▸ **What is required**
Pick out each line of the records that includes the string "Moon", and copy it.

▸ **Supplied records**
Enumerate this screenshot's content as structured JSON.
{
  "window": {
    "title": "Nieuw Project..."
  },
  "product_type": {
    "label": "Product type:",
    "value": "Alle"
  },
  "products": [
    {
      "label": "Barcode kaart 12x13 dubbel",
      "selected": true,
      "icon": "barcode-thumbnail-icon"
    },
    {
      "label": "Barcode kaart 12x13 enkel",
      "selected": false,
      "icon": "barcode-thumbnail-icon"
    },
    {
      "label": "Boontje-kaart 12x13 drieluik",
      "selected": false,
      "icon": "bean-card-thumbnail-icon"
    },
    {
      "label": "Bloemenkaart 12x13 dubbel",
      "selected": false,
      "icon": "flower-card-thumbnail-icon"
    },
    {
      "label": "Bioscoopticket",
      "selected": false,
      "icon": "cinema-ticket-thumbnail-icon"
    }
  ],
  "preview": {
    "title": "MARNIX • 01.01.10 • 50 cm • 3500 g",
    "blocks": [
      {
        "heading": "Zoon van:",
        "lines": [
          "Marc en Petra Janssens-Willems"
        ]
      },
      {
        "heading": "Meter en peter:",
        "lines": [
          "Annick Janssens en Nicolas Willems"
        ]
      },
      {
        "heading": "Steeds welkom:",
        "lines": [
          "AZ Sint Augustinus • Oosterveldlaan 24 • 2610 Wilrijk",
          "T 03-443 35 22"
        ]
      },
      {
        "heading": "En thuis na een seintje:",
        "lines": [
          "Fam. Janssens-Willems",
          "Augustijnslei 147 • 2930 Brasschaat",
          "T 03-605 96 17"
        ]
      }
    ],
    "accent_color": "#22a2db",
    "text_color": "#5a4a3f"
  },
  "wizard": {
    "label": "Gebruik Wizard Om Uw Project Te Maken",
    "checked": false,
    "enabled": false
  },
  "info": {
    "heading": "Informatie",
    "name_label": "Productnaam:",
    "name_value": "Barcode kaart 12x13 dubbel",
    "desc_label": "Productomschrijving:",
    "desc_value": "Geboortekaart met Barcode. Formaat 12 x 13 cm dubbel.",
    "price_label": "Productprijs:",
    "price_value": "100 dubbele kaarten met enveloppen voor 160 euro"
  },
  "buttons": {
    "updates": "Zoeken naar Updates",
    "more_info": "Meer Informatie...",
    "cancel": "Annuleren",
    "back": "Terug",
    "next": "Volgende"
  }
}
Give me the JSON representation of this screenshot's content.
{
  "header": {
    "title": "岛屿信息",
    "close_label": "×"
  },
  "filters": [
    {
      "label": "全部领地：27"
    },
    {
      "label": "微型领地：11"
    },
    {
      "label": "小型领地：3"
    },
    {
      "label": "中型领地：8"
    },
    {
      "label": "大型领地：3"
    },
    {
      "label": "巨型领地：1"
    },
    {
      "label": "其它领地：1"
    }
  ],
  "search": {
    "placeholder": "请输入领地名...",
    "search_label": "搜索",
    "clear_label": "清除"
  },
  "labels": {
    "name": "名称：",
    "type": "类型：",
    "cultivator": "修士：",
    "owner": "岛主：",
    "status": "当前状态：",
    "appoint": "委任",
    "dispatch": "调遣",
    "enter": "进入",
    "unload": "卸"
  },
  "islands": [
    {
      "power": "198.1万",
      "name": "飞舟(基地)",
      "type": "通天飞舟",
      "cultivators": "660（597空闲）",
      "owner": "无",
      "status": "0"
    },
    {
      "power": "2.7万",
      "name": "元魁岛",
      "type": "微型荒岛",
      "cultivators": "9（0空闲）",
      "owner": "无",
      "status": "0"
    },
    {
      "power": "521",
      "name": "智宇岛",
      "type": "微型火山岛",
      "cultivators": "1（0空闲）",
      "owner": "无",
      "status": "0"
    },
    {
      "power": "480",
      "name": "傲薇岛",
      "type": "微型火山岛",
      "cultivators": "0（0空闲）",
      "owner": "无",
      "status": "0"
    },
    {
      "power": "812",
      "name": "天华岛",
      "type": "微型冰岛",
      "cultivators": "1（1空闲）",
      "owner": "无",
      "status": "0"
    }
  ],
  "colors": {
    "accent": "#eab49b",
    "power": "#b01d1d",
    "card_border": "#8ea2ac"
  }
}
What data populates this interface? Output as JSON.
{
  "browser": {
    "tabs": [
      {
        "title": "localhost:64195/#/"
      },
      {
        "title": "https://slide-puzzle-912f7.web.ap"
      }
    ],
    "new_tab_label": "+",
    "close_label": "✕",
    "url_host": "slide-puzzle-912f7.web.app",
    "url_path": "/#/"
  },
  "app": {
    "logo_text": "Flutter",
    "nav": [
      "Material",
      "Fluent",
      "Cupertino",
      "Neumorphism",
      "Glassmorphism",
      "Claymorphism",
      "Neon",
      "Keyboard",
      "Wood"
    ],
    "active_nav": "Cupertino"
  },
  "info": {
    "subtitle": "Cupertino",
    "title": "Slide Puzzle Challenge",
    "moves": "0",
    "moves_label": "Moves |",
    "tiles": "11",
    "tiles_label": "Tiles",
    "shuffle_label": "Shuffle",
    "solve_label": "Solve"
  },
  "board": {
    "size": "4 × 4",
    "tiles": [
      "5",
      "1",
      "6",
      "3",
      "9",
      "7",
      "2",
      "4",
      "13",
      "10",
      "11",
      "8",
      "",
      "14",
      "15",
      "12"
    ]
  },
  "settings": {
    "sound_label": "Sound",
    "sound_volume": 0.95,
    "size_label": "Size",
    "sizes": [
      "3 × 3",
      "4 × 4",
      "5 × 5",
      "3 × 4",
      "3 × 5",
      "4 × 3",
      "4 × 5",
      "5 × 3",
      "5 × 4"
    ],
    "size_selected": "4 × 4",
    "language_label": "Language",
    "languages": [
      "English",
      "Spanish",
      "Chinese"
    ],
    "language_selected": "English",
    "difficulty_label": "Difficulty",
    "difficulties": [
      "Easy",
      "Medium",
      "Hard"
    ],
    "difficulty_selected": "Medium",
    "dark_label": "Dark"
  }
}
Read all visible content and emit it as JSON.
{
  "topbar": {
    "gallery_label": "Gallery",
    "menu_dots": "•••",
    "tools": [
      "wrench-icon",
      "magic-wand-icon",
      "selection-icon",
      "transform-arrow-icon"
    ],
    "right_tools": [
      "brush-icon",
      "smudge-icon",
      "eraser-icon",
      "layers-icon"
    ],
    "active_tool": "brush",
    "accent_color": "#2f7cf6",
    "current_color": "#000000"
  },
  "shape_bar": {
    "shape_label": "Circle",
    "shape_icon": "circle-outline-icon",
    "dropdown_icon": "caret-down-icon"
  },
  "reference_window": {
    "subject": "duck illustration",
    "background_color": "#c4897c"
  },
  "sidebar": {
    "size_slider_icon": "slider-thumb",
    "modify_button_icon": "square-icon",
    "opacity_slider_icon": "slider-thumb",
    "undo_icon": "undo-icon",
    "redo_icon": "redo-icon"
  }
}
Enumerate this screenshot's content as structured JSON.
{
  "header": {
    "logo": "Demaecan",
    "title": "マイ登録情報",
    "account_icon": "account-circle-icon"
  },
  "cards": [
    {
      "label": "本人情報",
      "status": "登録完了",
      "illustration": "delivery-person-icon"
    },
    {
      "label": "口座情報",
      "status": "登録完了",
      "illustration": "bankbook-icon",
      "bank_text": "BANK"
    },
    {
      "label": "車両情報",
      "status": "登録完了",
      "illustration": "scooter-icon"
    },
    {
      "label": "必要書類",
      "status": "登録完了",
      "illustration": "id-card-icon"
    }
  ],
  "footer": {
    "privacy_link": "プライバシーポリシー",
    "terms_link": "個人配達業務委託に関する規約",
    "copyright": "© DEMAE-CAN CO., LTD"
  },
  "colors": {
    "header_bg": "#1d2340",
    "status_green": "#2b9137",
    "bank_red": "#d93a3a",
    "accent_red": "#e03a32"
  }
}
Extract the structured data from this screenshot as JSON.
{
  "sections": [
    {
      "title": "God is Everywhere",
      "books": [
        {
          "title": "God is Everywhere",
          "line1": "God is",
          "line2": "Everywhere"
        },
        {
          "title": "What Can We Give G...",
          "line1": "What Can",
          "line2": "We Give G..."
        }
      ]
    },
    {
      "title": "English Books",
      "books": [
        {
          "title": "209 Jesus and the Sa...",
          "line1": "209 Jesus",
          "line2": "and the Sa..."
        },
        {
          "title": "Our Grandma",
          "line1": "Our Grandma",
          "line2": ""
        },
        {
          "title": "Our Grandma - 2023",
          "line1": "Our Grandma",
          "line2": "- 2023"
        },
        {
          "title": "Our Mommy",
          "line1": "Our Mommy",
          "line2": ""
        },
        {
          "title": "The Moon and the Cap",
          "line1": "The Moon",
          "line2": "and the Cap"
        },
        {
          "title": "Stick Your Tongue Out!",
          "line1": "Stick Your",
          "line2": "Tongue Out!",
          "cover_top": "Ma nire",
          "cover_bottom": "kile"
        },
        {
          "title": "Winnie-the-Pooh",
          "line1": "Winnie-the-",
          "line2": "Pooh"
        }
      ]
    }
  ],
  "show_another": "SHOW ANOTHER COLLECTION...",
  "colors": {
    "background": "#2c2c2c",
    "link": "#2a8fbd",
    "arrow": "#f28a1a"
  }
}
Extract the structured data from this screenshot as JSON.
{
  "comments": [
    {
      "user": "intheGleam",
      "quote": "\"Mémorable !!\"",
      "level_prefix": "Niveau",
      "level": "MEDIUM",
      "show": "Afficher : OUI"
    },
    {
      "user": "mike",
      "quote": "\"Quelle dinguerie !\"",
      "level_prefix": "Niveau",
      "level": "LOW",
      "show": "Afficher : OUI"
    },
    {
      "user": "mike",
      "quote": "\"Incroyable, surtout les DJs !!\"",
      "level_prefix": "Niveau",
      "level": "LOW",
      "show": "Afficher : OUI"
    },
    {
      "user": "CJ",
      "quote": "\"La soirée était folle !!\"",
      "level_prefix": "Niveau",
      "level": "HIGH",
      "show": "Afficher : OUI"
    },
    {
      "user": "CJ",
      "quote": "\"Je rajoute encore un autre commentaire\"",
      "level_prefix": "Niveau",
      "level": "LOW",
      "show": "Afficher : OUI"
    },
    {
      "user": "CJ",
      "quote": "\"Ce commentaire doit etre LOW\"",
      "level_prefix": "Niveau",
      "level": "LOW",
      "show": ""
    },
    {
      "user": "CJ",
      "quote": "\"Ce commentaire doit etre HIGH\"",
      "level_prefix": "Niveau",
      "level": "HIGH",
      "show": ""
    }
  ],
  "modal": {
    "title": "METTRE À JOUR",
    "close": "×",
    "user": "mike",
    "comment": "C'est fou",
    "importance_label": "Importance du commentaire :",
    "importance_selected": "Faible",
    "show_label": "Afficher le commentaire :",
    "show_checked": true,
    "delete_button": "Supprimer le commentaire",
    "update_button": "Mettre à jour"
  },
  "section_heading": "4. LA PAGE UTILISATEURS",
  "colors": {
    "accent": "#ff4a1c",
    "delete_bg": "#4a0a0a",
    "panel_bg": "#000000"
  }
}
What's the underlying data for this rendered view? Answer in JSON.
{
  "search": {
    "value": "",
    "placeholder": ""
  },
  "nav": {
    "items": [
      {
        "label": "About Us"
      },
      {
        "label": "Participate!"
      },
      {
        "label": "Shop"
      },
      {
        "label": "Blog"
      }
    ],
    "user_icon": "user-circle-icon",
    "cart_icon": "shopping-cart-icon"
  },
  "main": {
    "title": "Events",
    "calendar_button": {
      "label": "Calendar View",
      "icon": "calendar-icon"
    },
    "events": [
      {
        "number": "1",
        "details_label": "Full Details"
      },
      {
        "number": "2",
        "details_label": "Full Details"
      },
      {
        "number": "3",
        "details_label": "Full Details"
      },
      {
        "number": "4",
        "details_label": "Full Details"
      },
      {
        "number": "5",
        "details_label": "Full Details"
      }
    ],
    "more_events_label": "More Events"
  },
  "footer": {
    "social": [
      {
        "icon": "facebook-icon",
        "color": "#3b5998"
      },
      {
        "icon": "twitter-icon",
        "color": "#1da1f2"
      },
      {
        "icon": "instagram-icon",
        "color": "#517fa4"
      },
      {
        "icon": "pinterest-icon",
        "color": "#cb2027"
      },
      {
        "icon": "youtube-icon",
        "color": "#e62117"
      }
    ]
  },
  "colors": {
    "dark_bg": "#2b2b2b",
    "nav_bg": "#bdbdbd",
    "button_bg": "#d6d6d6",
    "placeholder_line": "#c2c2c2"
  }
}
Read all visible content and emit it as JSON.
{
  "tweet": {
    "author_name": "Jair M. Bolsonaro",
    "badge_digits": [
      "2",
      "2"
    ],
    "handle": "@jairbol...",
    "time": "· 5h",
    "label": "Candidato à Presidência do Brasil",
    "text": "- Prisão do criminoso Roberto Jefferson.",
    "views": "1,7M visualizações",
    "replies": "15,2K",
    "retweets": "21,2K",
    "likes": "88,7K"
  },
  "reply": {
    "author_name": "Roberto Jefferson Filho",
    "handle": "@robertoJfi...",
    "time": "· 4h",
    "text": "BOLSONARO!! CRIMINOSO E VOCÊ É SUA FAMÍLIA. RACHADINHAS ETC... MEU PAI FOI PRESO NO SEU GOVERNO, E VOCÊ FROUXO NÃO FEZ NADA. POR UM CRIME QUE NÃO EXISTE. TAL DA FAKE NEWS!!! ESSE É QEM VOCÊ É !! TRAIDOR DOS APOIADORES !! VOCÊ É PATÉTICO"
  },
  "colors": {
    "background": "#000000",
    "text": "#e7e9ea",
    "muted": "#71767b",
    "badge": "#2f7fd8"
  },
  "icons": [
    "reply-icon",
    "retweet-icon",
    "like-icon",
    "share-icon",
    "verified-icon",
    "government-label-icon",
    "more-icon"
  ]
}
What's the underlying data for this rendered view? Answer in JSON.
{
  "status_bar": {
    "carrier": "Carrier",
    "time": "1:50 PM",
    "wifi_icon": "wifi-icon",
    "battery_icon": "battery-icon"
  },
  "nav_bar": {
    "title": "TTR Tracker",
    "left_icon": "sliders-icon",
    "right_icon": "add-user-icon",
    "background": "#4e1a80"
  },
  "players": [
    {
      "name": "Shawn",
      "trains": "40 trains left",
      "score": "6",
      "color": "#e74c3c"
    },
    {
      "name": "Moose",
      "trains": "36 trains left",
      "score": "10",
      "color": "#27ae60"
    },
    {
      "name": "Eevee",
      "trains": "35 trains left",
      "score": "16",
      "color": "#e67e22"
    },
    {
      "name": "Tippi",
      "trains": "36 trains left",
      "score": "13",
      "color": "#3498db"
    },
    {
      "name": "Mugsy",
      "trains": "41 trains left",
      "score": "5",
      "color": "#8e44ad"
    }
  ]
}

▸ **Correct response**
          "title": "The Moon and the Cap",
          "line1": "The Moon",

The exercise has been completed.